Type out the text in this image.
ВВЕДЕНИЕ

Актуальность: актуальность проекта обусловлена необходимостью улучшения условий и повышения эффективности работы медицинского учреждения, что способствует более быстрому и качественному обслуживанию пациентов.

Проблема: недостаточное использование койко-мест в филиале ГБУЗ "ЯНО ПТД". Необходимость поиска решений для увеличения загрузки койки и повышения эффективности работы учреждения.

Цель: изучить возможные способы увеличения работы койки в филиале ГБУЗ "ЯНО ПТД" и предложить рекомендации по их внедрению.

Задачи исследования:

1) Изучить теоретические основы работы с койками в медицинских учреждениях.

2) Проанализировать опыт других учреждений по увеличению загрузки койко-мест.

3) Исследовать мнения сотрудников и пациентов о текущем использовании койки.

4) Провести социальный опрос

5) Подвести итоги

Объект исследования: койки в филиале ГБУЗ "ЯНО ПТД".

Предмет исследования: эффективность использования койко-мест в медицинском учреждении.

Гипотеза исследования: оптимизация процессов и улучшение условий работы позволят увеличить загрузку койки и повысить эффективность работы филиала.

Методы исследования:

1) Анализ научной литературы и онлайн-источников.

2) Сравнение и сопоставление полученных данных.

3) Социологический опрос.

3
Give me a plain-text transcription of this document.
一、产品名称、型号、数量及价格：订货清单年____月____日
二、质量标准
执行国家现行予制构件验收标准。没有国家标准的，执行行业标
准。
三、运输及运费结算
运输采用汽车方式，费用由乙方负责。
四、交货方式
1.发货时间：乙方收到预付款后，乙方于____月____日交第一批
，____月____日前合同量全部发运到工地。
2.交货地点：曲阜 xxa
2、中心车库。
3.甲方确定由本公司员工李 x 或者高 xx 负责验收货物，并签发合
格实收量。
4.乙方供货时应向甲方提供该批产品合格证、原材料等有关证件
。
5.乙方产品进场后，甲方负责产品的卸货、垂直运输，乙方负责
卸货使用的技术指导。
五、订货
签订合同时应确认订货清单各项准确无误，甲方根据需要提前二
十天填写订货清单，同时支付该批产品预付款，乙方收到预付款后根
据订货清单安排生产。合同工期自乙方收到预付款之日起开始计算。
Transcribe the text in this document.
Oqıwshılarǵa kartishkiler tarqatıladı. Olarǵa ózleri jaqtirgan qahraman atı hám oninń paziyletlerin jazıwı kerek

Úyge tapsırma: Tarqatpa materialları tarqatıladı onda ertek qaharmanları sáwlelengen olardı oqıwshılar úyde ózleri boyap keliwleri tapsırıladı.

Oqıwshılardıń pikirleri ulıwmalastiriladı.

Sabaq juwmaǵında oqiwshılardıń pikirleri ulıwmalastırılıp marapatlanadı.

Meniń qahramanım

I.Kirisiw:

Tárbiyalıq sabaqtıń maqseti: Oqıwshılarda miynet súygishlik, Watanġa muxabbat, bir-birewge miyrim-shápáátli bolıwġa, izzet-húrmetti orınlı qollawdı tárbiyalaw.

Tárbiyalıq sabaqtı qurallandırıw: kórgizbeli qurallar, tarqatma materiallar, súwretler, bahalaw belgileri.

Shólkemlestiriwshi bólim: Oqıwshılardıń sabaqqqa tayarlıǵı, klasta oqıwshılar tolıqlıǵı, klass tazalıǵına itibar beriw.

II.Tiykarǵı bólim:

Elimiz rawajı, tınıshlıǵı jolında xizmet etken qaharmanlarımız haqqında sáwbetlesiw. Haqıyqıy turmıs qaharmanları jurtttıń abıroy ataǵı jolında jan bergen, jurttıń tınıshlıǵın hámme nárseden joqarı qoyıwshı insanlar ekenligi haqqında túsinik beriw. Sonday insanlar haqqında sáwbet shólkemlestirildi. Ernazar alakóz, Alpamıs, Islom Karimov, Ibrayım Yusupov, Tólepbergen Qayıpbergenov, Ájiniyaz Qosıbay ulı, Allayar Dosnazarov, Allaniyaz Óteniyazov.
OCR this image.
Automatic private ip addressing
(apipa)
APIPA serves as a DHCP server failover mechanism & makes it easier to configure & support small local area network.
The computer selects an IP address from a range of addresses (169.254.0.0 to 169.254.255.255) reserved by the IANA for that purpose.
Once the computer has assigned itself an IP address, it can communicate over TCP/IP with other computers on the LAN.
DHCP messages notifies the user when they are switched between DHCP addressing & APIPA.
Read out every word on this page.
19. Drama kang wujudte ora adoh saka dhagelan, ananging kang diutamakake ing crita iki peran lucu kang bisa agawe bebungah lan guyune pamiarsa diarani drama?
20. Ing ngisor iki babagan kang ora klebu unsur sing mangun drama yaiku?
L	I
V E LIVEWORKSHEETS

[Prompt]: Find and count the lines of the data that include the string "эффективности", and report that figure by itself.

[Result of the task]: 2